>> START ENTRIES SHOWN

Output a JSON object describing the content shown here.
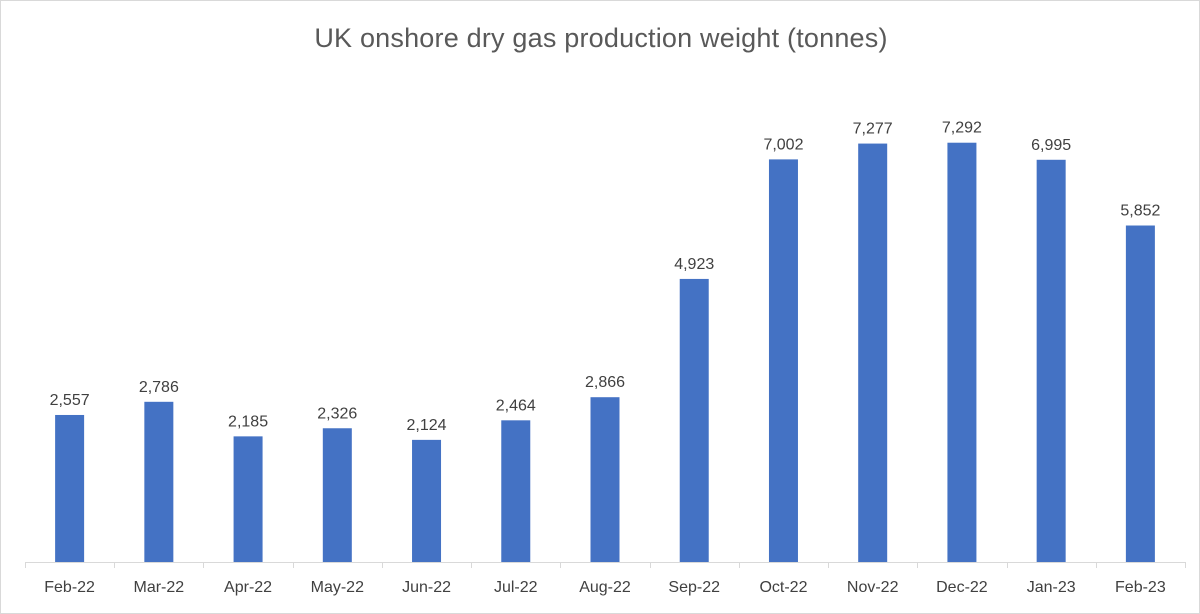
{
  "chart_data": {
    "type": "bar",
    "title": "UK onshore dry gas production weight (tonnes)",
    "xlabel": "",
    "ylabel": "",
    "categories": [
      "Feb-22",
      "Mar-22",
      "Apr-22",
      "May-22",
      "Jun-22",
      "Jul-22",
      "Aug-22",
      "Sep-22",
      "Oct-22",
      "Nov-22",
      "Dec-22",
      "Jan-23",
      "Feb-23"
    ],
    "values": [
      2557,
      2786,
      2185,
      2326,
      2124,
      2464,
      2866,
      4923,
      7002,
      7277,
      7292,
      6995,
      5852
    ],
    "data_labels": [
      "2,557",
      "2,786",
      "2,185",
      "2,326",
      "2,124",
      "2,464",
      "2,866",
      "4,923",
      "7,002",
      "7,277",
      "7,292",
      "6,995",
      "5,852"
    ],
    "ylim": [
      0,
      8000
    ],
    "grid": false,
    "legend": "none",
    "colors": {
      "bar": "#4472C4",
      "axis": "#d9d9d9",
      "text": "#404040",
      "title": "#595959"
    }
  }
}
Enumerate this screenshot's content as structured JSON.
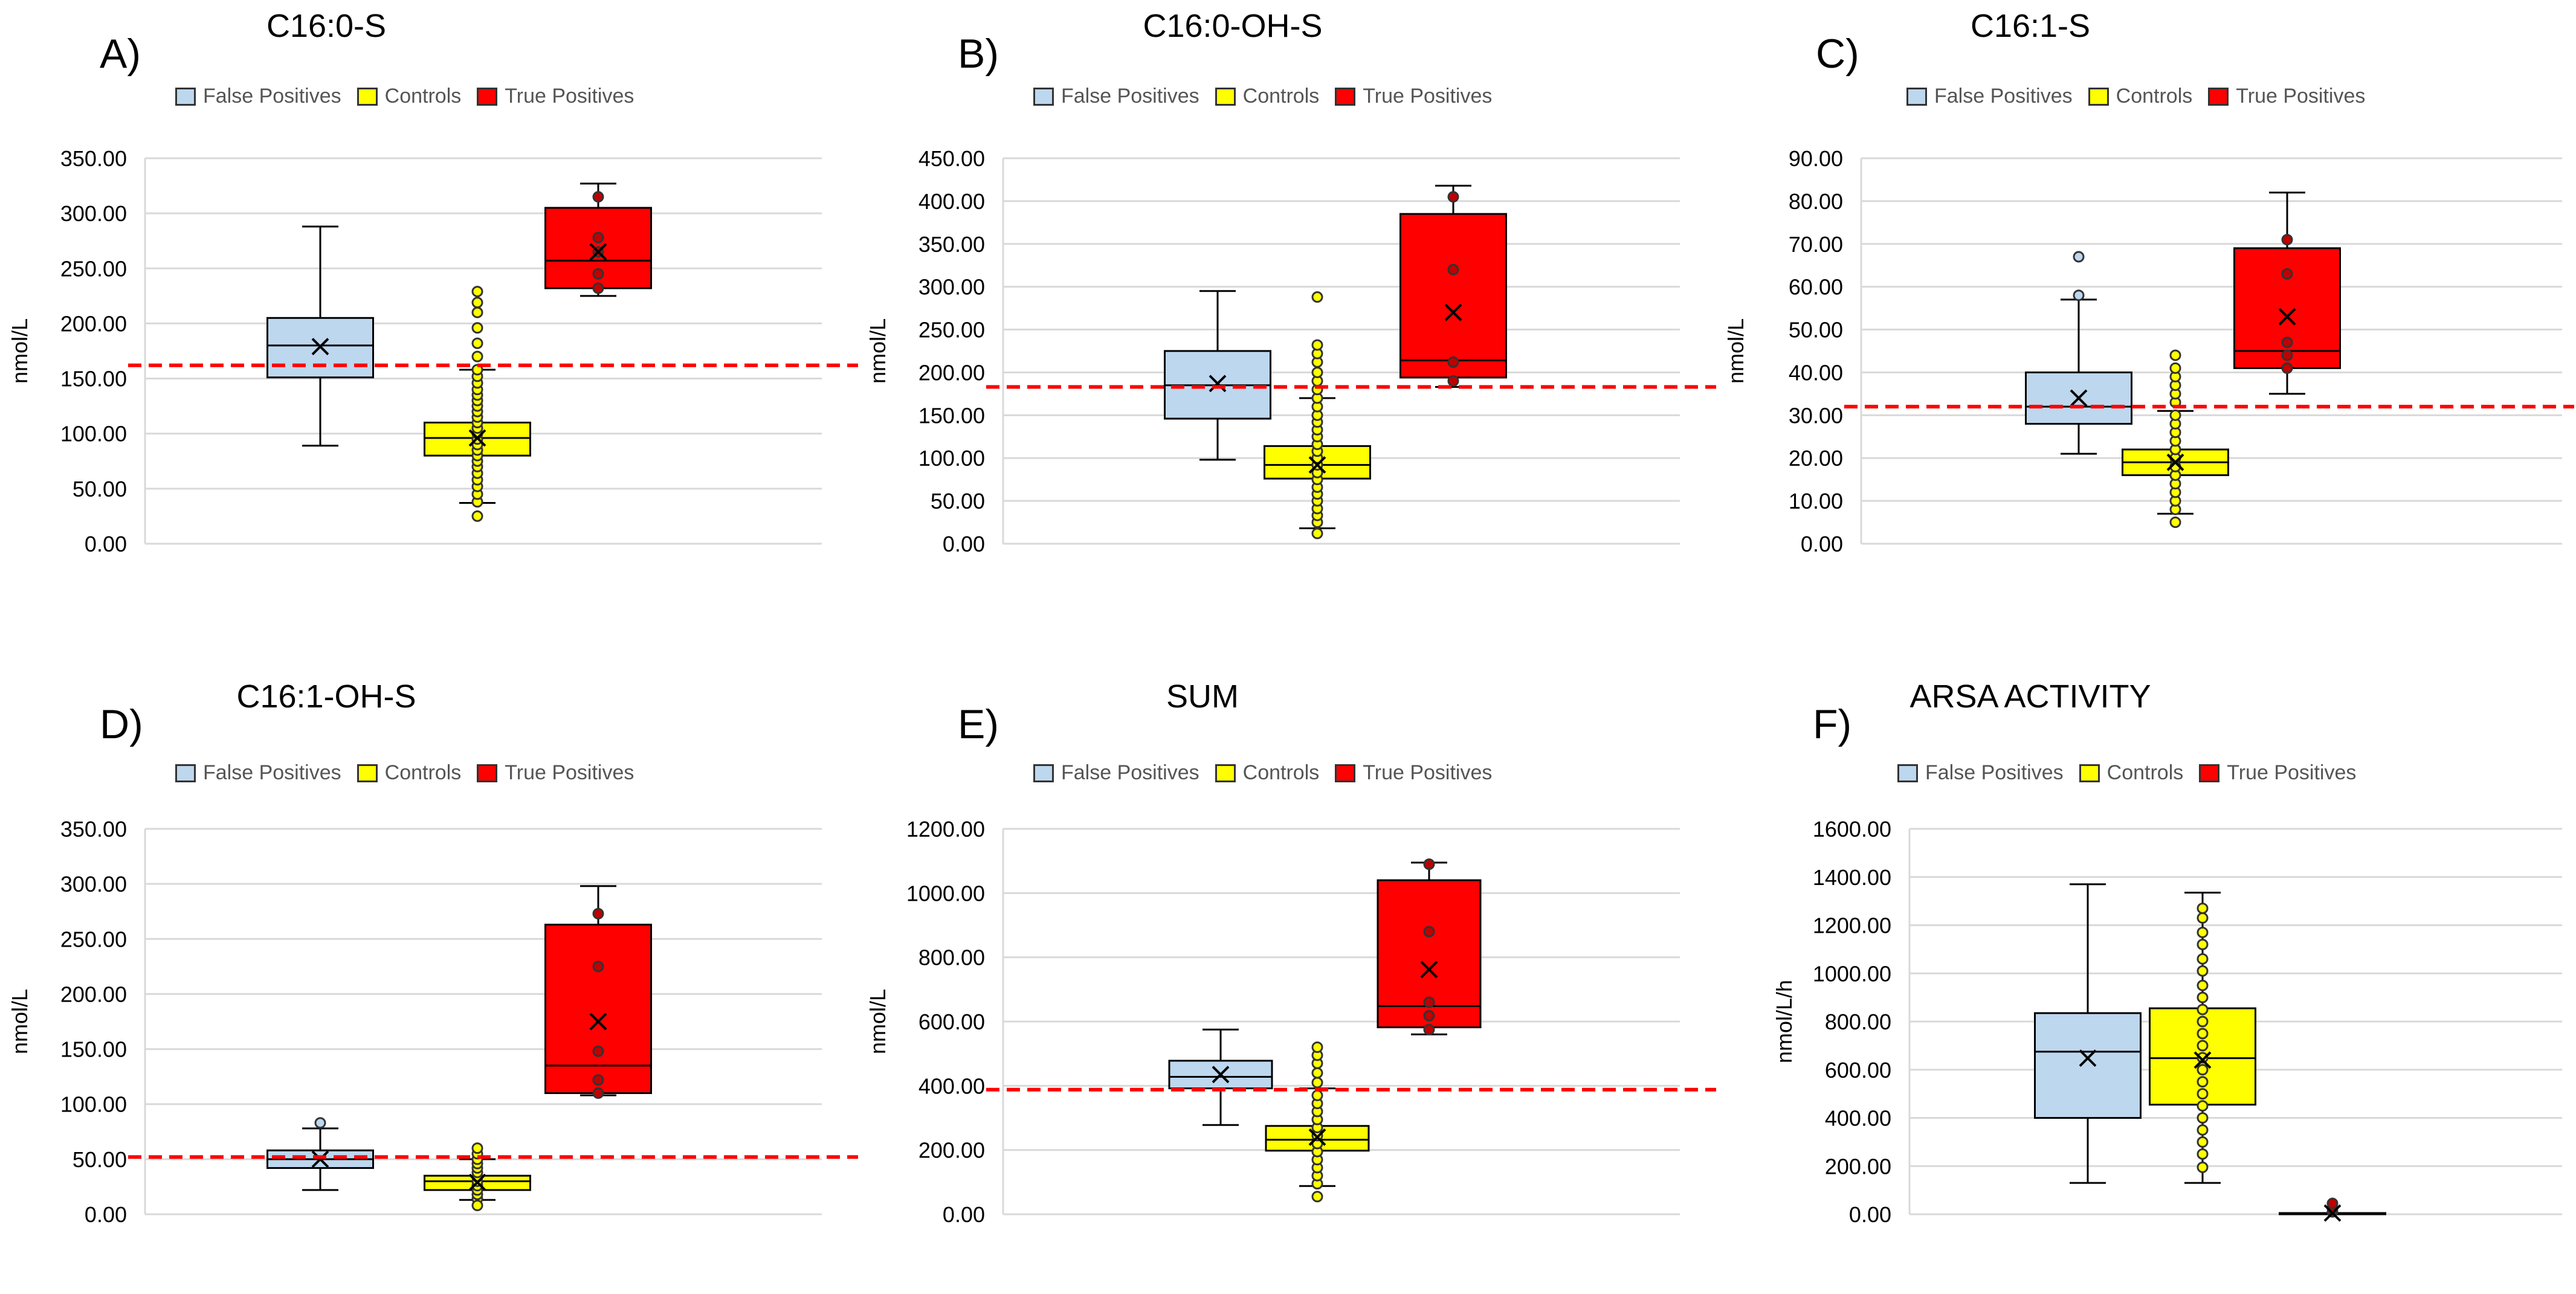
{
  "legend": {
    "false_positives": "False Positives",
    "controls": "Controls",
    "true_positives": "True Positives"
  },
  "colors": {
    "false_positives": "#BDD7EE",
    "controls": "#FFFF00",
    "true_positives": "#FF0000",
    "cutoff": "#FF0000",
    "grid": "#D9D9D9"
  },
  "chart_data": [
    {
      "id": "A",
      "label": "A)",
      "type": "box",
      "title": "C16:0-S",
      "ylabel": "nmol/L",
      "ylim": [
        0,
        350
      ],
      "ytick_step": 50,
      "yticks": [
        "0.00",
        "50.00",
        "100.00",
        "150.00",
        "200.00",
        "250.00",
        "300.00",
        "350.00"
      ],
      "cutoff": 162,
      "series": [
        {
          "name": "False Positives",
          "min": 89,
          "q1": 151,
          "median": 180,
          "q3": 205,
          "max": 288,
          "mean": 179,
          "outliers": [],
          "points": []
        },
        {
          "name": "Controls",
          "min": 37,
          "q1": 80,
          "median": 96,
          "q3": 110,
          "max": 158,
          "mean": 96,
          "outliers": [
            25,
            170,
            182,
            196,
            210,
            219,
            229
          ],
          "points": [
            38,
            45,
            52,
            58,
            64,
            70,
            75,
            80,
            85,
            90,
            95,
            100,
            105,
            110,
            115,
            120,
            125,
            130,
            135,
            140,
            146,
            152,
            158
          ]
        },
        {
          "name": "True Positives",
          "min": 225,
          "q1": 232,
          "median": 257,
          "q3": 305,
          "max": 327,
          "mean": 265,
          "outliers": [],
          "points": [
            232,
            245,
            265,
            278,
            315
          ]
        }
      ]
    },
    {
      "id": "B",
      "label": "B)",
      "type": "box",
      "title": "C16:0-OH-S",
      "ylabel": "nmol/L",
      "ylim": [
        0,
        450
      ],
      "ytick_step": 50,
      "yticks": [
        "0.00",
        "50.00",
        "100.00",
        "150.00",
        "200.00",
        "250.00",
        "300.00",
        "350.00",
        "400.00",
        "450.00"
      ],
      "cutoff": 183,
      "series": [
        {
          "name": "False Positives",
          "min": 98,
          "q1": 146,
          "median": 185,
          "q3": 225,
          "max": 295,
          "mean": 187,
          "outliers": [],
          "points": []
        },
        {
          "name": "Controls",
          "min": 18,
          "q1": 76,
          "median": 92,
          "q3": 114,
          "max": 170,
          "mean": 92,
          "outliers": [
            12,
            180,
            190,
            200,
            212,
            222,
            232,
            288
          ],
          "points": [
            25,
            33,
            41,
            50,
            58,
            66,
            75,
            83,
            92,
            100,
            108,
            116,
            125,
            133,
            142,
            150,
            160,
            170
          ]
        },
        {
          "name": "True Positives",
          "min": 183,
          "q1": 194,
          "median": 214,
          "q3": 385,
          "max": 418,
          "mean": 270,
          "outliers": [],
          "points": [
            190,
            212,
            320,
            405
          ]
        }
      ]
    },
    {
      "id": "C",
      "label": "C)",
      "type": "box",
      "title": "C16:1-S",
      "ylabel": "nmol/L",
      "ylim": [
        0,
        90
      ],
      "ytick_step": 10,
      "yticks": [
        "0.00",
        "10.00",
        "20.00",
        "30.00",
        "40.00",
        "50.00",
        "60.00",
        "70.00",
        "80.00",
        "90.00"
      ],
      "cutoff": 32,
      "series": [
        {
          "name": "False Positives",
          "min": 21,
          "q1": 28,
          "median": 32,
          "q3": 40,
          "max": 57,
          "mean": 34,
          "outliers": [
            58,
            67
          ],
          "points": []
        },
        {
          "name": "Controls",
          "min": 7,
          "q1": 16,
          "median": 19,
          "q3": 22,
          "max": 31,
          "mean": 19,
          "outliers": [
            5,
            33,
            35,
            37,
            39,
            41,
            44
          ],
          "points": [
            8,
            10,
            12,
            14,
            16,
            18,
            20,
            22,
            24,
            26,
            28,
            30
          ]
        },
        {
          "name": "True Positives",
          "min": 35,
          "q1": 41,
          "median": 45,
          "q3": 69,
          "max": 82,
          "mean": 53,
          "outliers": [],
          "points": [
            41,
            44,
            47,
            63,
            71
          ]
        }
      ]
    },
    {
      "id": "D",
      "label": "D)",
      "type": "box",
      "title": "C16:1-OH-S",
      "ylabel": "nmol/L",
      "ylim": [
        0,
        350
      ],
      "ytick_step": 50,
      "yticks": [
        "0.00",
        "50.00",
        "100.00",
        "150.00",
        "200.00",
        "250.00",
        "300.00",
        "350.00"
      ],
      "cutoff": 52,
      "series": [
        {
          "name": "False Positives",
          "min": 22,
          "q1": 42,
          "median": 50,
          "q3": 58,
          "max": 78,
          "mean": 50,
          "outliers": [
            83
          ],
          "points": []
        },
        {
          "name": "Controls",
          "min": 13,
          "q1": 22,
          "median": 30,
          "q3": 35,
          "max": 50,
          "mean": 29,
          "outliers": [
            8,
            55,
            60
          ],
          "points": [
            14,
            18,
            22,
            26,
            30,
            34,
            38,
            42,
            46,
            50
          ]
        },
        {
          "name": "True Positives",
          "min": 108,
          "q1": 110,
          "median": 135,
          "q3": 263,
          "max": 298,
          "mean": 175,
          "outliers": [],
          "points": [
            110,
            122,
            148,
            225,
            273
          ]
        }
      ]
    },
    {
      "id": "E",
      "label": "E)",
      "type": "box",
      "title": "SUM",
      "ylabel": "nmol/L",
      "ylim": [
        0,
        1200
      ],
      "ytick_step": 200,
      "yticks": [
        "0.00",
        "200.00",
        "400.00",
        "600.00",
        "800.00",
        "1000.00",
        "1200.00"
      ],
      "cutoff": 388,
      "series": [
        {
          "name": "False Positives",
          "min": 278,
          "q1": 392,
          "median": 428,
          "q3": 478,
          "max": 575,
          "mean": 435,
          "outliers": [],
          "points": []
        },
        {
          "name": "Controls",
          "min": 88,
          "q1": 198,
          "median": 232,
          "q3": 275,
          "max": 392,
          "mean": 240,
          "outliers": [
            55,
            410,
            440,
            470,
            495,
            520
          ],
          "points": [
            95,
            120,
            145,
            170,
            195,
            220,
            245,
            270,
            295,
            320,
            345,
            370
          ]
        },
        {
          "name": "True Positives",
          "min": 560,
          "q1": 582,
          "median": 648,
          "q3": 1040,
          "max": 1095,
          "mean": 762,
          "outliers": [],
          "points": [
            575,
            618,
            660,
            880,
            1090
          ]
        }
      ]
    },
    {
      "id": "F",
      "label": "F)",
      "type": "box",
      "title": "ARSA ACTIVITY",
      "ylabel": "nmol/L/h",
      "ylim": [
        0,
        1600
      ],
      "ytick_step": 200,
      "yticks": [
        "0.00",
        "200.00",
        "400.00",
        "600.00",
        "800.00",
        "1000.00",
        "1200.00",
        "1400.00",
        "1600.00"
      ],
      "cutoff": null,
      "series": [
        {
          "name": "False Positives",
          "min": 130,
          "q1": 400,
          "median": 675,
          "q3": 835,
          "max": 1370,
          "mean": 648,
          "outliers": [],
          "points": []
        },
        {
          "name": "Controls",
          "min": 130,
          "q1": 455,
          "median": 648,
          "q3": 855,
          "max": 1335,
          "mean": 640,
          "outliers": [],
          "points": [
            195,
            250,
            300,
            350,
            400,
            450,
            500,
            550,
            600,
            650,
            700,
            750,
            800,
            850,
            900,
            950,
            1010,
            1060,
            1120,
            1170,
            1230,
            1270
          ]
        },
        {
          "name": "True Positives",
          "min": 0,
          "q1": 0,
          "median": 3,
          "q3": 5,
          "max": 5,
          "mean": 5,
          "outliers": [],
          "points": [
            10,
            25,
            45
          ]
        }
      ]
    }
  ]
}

>> END ENTRIES SHOWN
>> START ENTRIES SHOWN

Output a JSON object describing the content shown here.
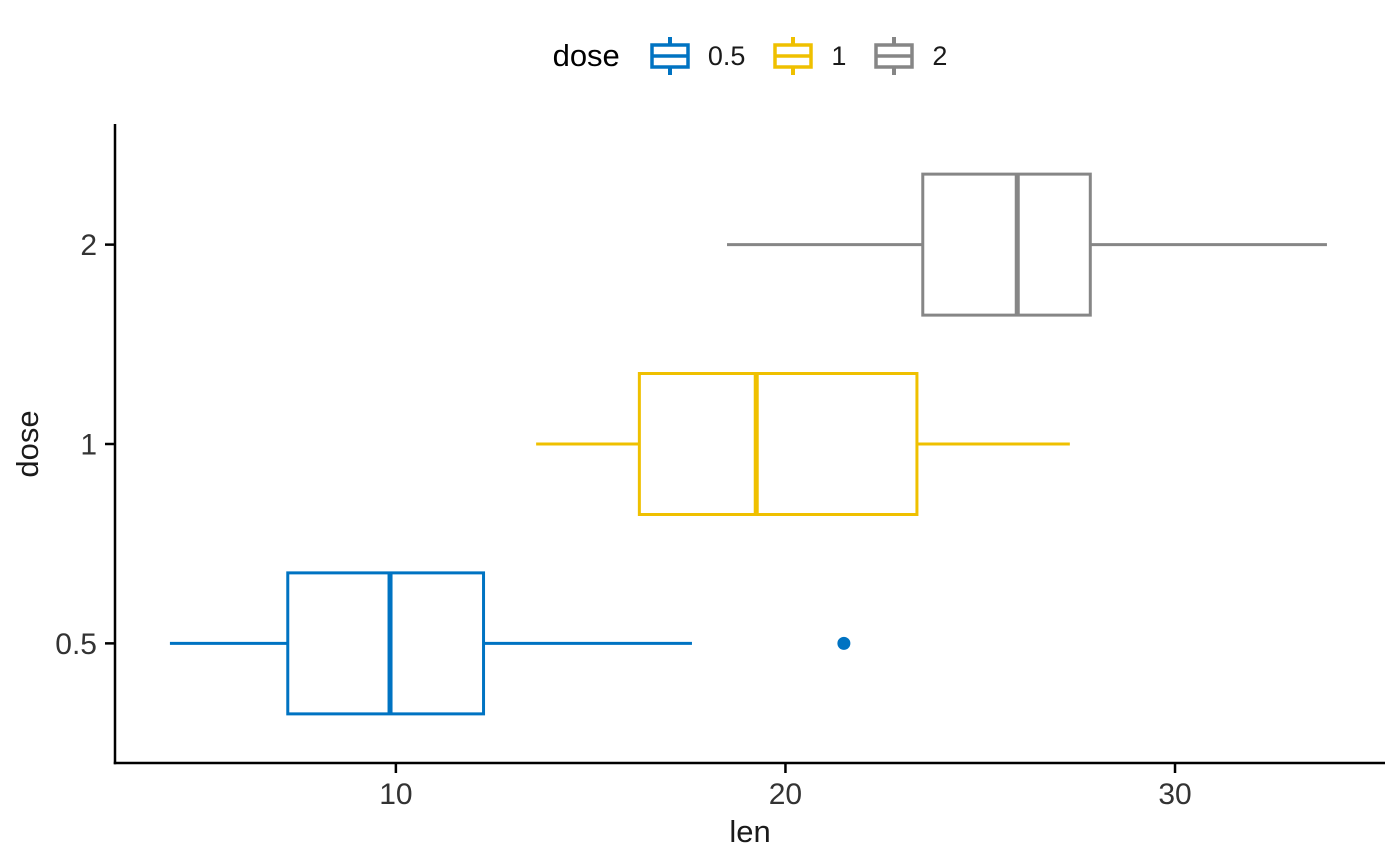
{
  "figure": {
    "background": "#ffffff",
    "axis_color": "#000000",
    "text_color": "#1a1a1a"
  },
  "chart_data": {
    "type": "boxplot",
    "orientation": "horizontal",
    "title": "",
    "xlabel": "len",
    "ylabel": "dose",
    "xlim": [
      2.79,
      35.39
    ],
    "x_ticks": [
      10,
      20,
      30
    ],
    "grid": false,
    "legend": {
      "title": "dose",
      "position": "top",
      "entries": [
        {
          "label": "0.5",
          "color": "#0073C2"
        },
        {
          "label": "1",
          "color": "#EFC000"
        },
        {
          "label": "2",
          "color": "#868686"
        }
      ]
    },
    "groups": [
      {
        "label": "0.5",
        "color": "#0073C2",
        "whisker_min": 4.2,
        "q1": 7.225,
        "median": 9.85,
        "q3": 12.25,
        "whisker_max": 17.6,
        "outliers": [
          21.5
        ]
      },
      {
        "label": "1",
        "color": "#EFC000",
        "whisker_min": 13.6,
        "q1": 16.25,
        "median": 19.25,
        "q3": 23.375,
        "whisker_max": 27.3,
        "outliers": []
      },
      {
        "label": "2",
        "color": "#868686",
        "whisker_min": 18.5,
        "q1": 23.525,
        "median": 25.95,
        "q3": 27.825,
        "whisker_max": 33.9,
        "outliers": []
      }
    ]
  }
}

>> END ENTRIES SHOWN

SET PROBLEM: Of the lines above, copy each that contains "cutoff".

SOLUTION FOR THIS PROBLEM:
    "cutoff": "#FF0000",
      "cutoff": 162,
      "cutoff": 183,
      "cutoff": 32,
      "cutoff": 52,
      "cutoff": 388,
      "cutoff": null,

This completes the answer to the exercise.